EXERCISE BRIEF: Pull every line containing "height" out of the material below.

##############################

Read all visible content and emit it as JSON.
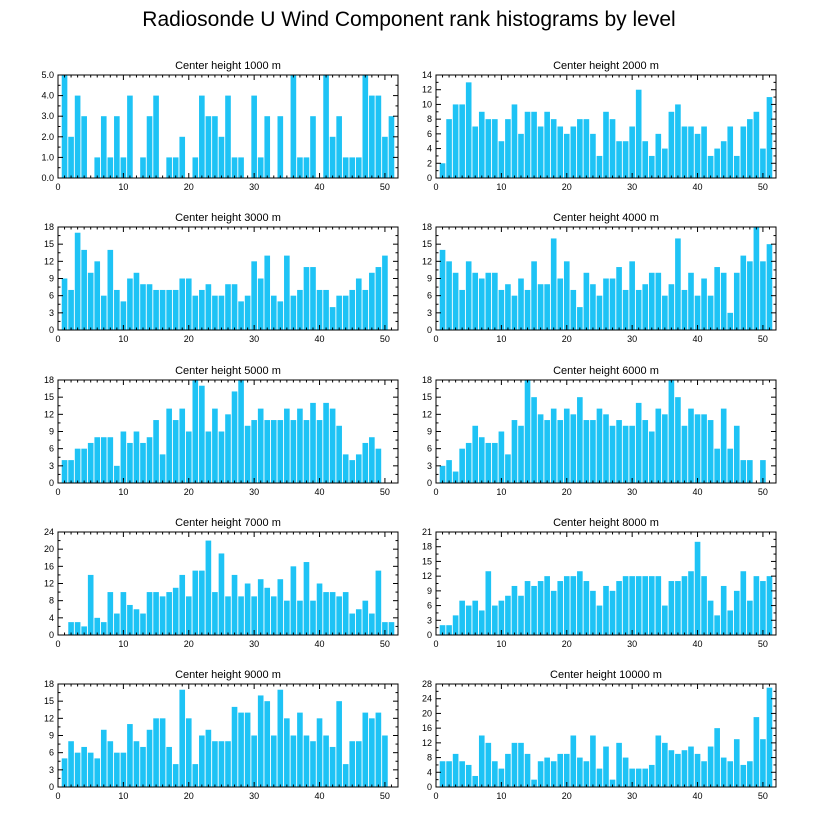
{
  "figure_title": "Radiosonde U Wind Component rank histograms by level",
  "colors": {
    "bar": "#1ec3f5",
    "axis": "#000000",
    "background": "#ffffff"
  },
  "chart_data": [
    {
      "type": "bar",
      "title": "Center height 1000 m",
      "xlim": [
        0,
        52
      ],
      "xticks": [
        0,
        10,
        20,
        30,
        40,
        50
      ],
      "ylim": [
        0,
        5
      ],
      "yticks": [
        "0.0",
        "1.0",
        "2.0",
        "3.0",
        "4.0",
        "5.0"
      ],
      "x": [
        1,
        2,
        3,
        4,
        5,
        6,
        7,
        8,
        9,
        10,
        11,
        12,
        13,
        14,
        15,
        16,
        17,
        18,
        19,
        20,
        21,
        22,
        23,
        24,
        25,
        26,
        27,
        28,
        29,
        30,
        31,
        32,
        33,
        34,
        35,
        36,
        37,
        38,
        39,
        40,
        41,
        42,
        43,
        44,
        45,
        46,
        47,
        48,
        49,
        50,
        51
      ],
      "values": [
        5,
        2,
        4,
        3,
        0,
        1,
        3,
        1,
        3,
        1,
        4,
        0,
        1,
        3,
        4,
        0,
        1,
        1,
        2,
        0,
        1,
        4,
        3,
        3,
        2,
        4,
        1,
        1,
        0,
        4,
        1,
        3,
        0,
        3,
        0,
        5,
        1,
        1,
        3,
        0,
        5,
        2,
        3,
        1,
        1,
        1,
        5,
        4,
        4,
        2,
        3
      ]
    },
    {
      "type": "bar",
      "title": "Center height 2000 m",
      "xlim": [
        0,
        52
      ],
      "xticks": [
        0,
        10,
        20,
        30,
        40,
        50
      ],
      "ylim": [
        0,
        14
      ],
      "yticks": [
        "0",
        "2",
        "4",
        "6",
        "8",
        "10",
        "12",
        "14"
      ],
      "x": [
        1,
        2,
        3,
        4,
        5,
        6,
        7,
        8,
        9,
        10,
        11,
        12,
        13,
        14,
        15,
        16,
        17,
        18,
        19,
        20,
        21,
        22,
        23,
        24,
        25,
        26,
        27,
        28,
        29,
        30,
        31,
        32,
        33,
        34,
        35,
        36,
        37,
        38,
        39,
        40,
        41,
        42,
        43,
        44,
        45,
        46,
        47,
        48,
        49,
        50,
        51
      ],
      "values": [
        2,
        8,
        10,
        10,
        13,
        7,
        9,
        8,
        8,
        5,
        8,
        10,
        6,
        9,
        9,
        7,
        9,
        8,
        7,
        6,
        7,
        8,
        8,
        6,
        3,
        9,
        8,
        5,
        5,
        7,
        12,
        5,
        3,
        6,
        4,
        9,
        10,
        7,
        7,
        6,
        7,
        3,
        4,
        5,
        7,
        3,
        7,
        8,
        9,
        4,
        11
      ]
    },
    {
      "type": "bar",
      "title": "Center height 3000 m",
      "xlim": [
        0,
        52
      ],
      "xticks": [
        0,
        10,
        20,
        30,
        40,
        50
      ],
      "ylim": [
        0,
        18
      ],
      "yticks": [
        "0",
        "3",
        "6",
        "9",
        "12",
        "15",
        "18"
      ],
      "x": [
        1,
        2,
        3,
        4,
        5,
        6,
        7,
        8,
        9,
        10,
        11,
        12,
        13,
        14,
        15,
        16,
        17,
        18,
        19,
        20,
        21,
        22,
        23,
        24,
        25,
        26,
        27,
        28,
        29,
        30,
        31,
        32,
        33,
        34,
        35,
        36,
        37,
        38,
        39,
        40,
        41,
        42,
        43,
        44,
        45,
        46,
        47,
        48,
        49,
        50,
        51
      ],
      "values": [
        9,
        7,
        17,
        14,
        10,
        12,
        6,
        14,
        7,
        5,
        9,
        10,
        8,
        8,
        7,
        7,
        7,
        7,
        9,
        9,
        6,
        7,
        8,
        6,
        6,
        8,
        8,
        5,
        6,
        12,
        9,
        13,
        6,
        5,
        13,
        6,
        7,
        11,
        11,
        7,
        7,
        4,
        6,
        6,
        7,
        9,
        7,
        10,
        11,
        13,
        0
      ]
    },
    {
      "type": "bar",
      "title": "Center height 4000 m",
      "xlim": [
        0,
        52
      ],
      "xticks": [
        0,
        10,
        20,
        30,
        40,
        50
      ],
      "ylim": [
        0,
        18
      ],
      "yticks": [
        "0",
        "3",
        "6",
        "9",
        "12",
        "15",
        "18"
      ],
      "x": [
        1,
        2,
        3,
        4,
        5,
        6,
        7,
        8,
        9,
        10,
        11,
        12,
        13,
        14,
        15,
        16,
        17,
        18,
        19,
        20,
        21,
        22,
        23,
        24,
        25,
        26,
        27,
        28,
        29,
        30,
        31,
        32,
        33,
        34,
        35,
        36,
        37,
        38,
        39,
        40,
        41,
        42,
        43,
        44,
        45,
        46,
        47,
        48,
        49,
        50,
        51
      ],
      "values": [
        14,
        12,
        10,
        7,
        12,
        10,
        9,
        10,
        10,
        7,
        8,
        6,
        9,
        7,
        12,
        8,
        8,
        16,
        9,
        12,
        7,
        4,
        10,
        8,
        6,
        9,
        9,
        11,
        7,
        12,
        7,
        8,
        10,
        10,
        6,
        8,
        16,
        7,
        10,
        6,
        9,
        6,
        11,
        10,
        3,
        10,
        13,
        12,
        18,
        12,
        15
      ]
    },
    {
      "type": "bar",
      "title": "Center height 5000 m",
      "xlim": [
        0,
        52
      ],
      "xticks": [
        0,
        10,
        20,
        30,
        40,
        50
      ],
      "ylim": [
        0,
        18
      ],
      "yticks": [
        "0",
        "3",
        "6",
        "9",
        "12",
        "15",
        "18"
      ],
      "x": [
        1,
        2,
        3,
        4,
        5,
        6,
        7,
        8,
        9,
        10,
        11,
        12,
        13,
        14,
        15,
        16,
        17,
        18,
        19,
        20,
        21,
        22,
        23,
        24,
        25,
        26,
        27,
        28,
        29,
        30,
        31,
        32,
        33,
        34,
        35,
        36,
        37,
        38,
        39,
        40,
        41,
        42,
        43,
        44,
        45,
        46,
        47,
        48,
        49,
        50,
        51
      ],
      "values": [
        4,
        4,
        6,
        6,
        7,
        8,
        8,
        8,
        3,
        9,
        7,
        9,
        7,
        8,
        11,
        5,
        13,
        11,
        13,
        9,
        18,
        17,
        9,
        13,
        9,
        12,
        16,
        18,
        10,
        11,
        13,
        11,
        11,
        11,
        13,
        11,
        13,
        11,
        14,
        11,
        14,
        13,
        10,
        5,
        4,
        5,
        7,
        8,
        6,
        0,
        0
      ]
    },
    {
      "type": "bar",
      "title": "Center height 6000 m",
      "xlim": [
        0,
        52
      ],
      "xticks": [
        0,
        10,
        20,
        30,
        40,
        50
      ],
      "ylim": [
        0,
        18
      ],
      "yticks": [
        "0",
        "3",
        "6",
        "9",
        "12",
        "15",
        "18"
      ],
      "x": [
        1,
        2,
        3,
        4,
        5,
        6,
        7,
        8,
        9,
        10,
        11,
        12,
        13,
        14,
        15,
        16,
        17,
        18,
        19,
        20,
        21,
        22,
        23,
        24,
        25,
        26,
        27,
        28,
        29,
        30,
        31,
        32,
        33,
        34,
        35,
        36,
        37,
        38,
        39,
        40,
        41,
        42,
        43,
        44,
        45,
        46,
        47,
        48,
        49,
        50,
        51
      ],
      "values": [
        3,
        4,
        2,
        6,
        7,
        10,
        8,
        7,
        7,
        9,
        5,
        11,
        10,
        18,
        15,
        12,
        11,
        13,
        11,
        13,
        12,
        15,
        11,
        11,
        13,
        12,
        10,
        11,
        10,
        10,
        14,
        11,
        9,
        13,
        12,
        18,
        15,
        10,
        13,
        12,
        12,
        11,
        6,
        13,
        6,
        10,
        4,
        4,
        0,
        4,
        0
      ]
    },
    {
      "type": "bar",
      "title": "Center height 7000 m",
      "xlim": [
        0,
        52
      ],
      "xticks": [
        0,
        10,
        20,
        30,
        40,
        50
      ],
      "ylim": [
        0,
        24
      ],
      "yticks": [
        "0",
        "4",
        "8",
        "12",
        "16",
        "20",
        "24"
      ],
      "x": [
        1,
        2,
        3,
        4,
        5,
        6,
        7,
        8,
        9,
        10,
        11,
        12,
        13,
        14,
        15,
        16,
        17,
        18,
        19,
        20,
        21,
        22,
        23,
        24,
        25,
        26,
        27,
        28,
        29,
        30,
        31,
        32,
        33,
        34,
        35,
        36,
        37,
        38,
        39,
        40,
        41,
        42,
        43,
        44,
        45,
        46,
        47,
        48,
        49,
        50,
        51
      ],
      "values": [
        0,
        3,
        3,
        2,
        14,
        4,
        3,
        10,
        5,
        10,
        7,
        6,
        5,
        10,
        10,
        9,
        10,
        11,
        14,
        9,
        15,
        15,
        22,
        10,
        19,
        9,
        14,
        9,
        12,
        9,
        13,
        11,
        9,
        13,
        8,
        16,
        8,
        17,
        8,
        12,
        10,
        10,
        9,
        10,
        5,
        6,
        8,
        5,
        15,
        3,
        3
      ]
    },
    {
      "type": "bar",
      "title": "Center height 8000 m",
      "xlim": [
        0,
        52
      ],
      "xticks": [
        0,
        10,
        20,
        30,
        40,
        50
      ],
      "ylim": [
        0,
        21
      ],
      "yticks": [
        "0",
        "3",
        "6",
        "9",
        "12",
        "15",
        "18",
        "21"
      ],
      "x": [
        1,
        2,
        3,
        4,
        5,
        6,
        7,
        8,
        9,
        10,
        11,
        12,
        13,
        14,
        15,
        16,
        17,
        18,
        19,
        20,
        21,
        22,
        23,
        24,
        25,
        26,
        27,
        28,
        29,
        30,
        31,
        32,
        33,
        34,
        35,
        36,
        37,
        38,
        39,
        40,
        41,
        42,
        43,
        44,
        45,
        46,
        47,
        48,
        49,
        50,
        51
      ],
      "values": [
        2,
        2,
        4,
        7,
        6,
        7,
        5,
        13,
        6,
        7,
        8,
        10,
        8,
        11,
        10,
        11,
        12,
        9,
        11,
        12,
        12,
        13,
        11,
        9,
        6,
        10,
        9,
        11,
        12,
        12,
        12,
        12,
        12,
        12,
        6,
        11,
        11,
        12,
        13,
        19,
        12,
        7,
        4,
        10,
        5,
        9,
        13,
        7,
        12,
        11,
        12
      ]
    },
    {
      "type": "bar",
      "title": "Center height 9000 m",
      "xlim": [
        0,
        52
      ],
      "xticks": [
        0,
        10,
        20,
        30,
        40,
        50
      ],
      "ylim": [
        0,
        18
      ],
      "yticks": [
        "0",
        "3",
        "6",
        "9",
        "12",
        "15",
        "18"
      ],
      "x": [
        1,
        2,
        3,
        4,
        5,
        6,
        7,
        8,
        9,
        10,
        11,
        12,
        13,
        14,
        15,
        16,
        17,
        18,
        19,
        20,
        21,
        22,
        23,
        24,
        25,
        26,
        27,
        28,
        29,
        30,
        31,
        32,
        33,
        34,
        35,
        36,
        37,
        38,
        39,
        40,
        41,
        42,
        43,
        44,
        45,
        46,
        47,
        48,
        49,
        50,
        51
      ],
      "values": [
        5,
        8,
        6,
        7,
        6,
        5,
        10,
        8,
        6,
        6,
        11,
        8,
        7,
        10,
        12,
        12,
        7,
        4,
        17,
        12,
        4,
        9,
        10,
        8,
        8,
        8,
        14,
        13,
        13,
        9,
        16,
        15,
        9,
        17,
        12,
        9,
        13,
        9,
        8,
        12,
        9,
        7,
        15,
        4,
        8,
        8,
        13,
        12,
        13,
        9,
        0
      ]
    },
    {
      "type": "bar",
      "title": "Center height 10000 m",
      "xlim": [
        0,
        52
      ],
      "xticks": [
        0,
        10,
        20,
        30,
        40,
        50
      ],
      "ylim": [
        0,
        28
      ],
      "yticks": [
        "0",
        "4",
        "8",
        "12",
        "16",
        "20",
        "24",
        "28"
      ],
      "x": [
        1,
        2,
        3,
        4,
        5,
        6,
        7,
        8,
        9,
        10,
        11,
        12,
        13,
        14,
        15,
        16,
        17,
        18,
        19,
        20,
        21,
        22,
        23,
        24,
        25,
        26,
        27,
        28,
        29,
        30,
        31,
        32,
        33,
        34,
        35,
        36,
        37,
        38,
        39,
        40,
        41,
        42,
        43,
        44,
        45,
        46,
        47,
        48,
        49,
        50,
        51
      ],
      "values": [
        7,
        7,
        9,
        7,
        6,
        3,
        14,
        12,
        7,
        5,
        9,
        12,
        12,
        9,
        2,
        7,
        8,
        7,
        9,
        9,
        14,
        8,
        7,
        14,
        5,
        11,
        2,
        12,
        8,
        5,
        5,
        5,
        6,
        14,
        12,
        10,
        9,
        10,
        11,
        9,
        7,
        11,
        16,
        8,
        7,
        13,
        6,
        7,
        19,
        13,
        27
      ]
    }
  ]
}
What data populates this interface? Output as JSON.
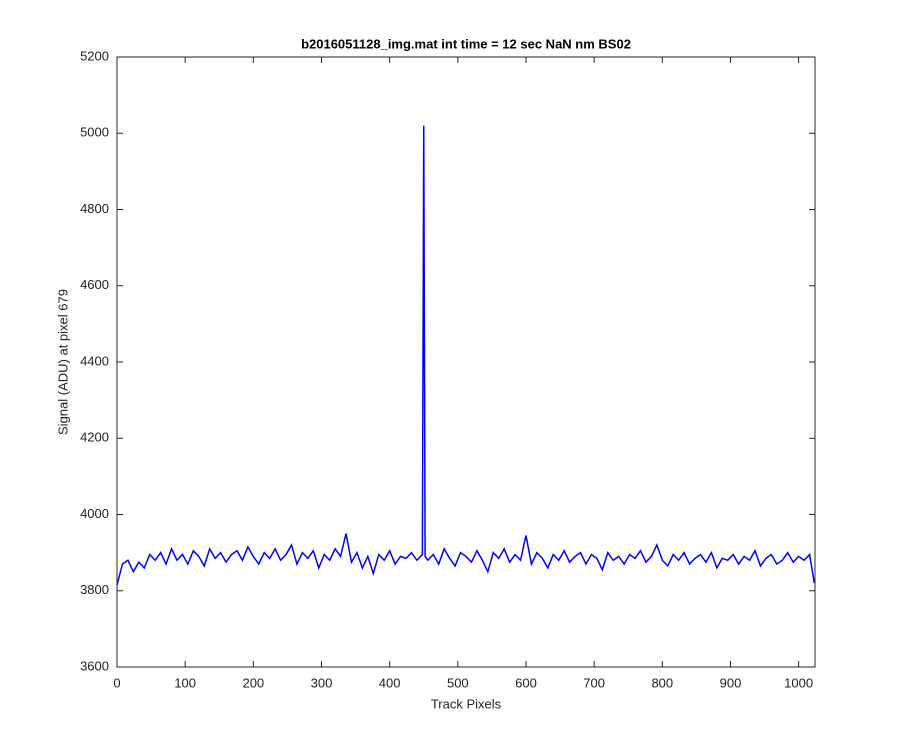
{
  "chart_data": {
    "type": "line",
    "title": "b2016051128_img.mat int time = 12 sec  NaN nm BS02",
    "x_label": "Track Pixels",
    "y_label": "Signal (ADU) at pixel 679",
    "x": [
      0,
      8,
      16,
      24,
      32,
      40,
      48,
      56,
      64,
      72,
      80,
      88,
      96,
      104,
      112,
      120,
      128,
      136,
      144,
      152,
      160,
      168,
      176,
      184,
      192,
      200,
      208,
      216,
      224,
      232,
      240,
      248,
      256,
      264,
      272,
      280,
      288,
      296,
      304,
      312,
      320,
      328,
      336,
      344,
      352,
      360,
      368,
      376,
      384,
      392,
      400,
      408,
      416,
      424,
      432,
      440,
      448,
      450,
      452,
      456,
      464,
      472,
      480,
      488,
      496,
      504,
      512,
      520,
      528,
      536,
      544,
      552,
      560,
      568,
      576,
      584,
      592,
      600,
      608,
      616,
      624,
      632,
      640,
      648,
      656,
      664,
      672,
      680,
      688,
      696,
      704,
      712,
      720,
      728,
      736,
      744,
      752,
      760,
      768,
      776,
      784,
      792,
      800,
      808,
      816,
      824,
      832,
      840,
      848,
      856,
      864,
      872,
      880,
      888,
      896,
      904,
      912,
      920,
      928,
      936,
      944,
      952,
      960,
      968,
      976,
      984,
      992,
      1000,
      1008,
      1016,
      1023
    ],
    "series": [
      {
        "name": "signal",
        "color": "#0000ff",
        "values": [
          3815,
          3870,
          3880,
          3850,
          3875,
          3860,
          3895,
          3880,
          3900,
          3870,
          3910,
          3880,
          3895,
          3870,
          3905,
          3890,
          3865,
          3910,
          3885,
          3900,
          3875,
          3895,
          3905,
          3880,
          3915,
          3890,
          3870,
          3900,
          3885,
          3910,
          3880,
          3895,
          3920,
          3870,
          3900,
          3885,
          3905,
          3860,
          3895,
          3880,
          3910,
          3890,
          3950,
          3875,
          3900,
          3860,
          3890,
          3845,
          3895,
          3880,
          3905,
          3870,
          3890,
          3885,
          3900,
          3880,
          3895,
          5020,
          3890,
          3880,
          3895,
          3870,
          3910,
          3885,
          3865,
          3900,
          3890,
          3875,
          3905,
          3880,
          3850,
          3900,
          3885,
          3910,
          3875,
          3895,
          3880,
          3945,
          3870,
          3900,
          3885,
          3860,
          3895,
          3880,
          3905,
          3875,
          3890,
          3900,
          3870,
          3895,
          3885,
          3855,
          3900,
          3880,
          3890,
          3870,
          3895,
          3885,
          3905,
          3875,
          3890,
          3920,
          3880,
          3865,
          3895,
          3880,
          3900,
          3870,
          3885,
          3895,
          3875,
          3900,
          3860,
          3885,
          3880,
          3895,
          3870,
          3890,
          3880,
          3905,
          3865,
          3885,
          3895,
          3870,
          3880,
          3900,
          3875,
          3890,
          3880,
          3895,
          3820
        ]
      }
    ],
    "xlim": [
      0,
      1024
    ],
    "xticks": [
      0,
      100,
      200,
      300,
      400,
      500,
      600,
      700,
      800,
      900,
      1000
    ],
    "ylim": [
      3600,
      5200
    ],
    "yticks": [
      3600,
      3800,
      4000,
      4200,
      4400,
      4600,
      4800,
      5000,
      5200
    ]
  }
}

##############################

REPLY:
      "title": "Center height 1000 m",
      "title": "Center height 2000 m",
      "title": "Center height 3000 m",
      "title": "Center height 4000 m",
      "title": "Center height 5000 m",
      "title": "Center height 6000 m",
      "title": "Center height 7000 m",
      "title": "Center height 8000 m",
      "title": "Center height 9000 m",
      "title": "Center height 10000 m",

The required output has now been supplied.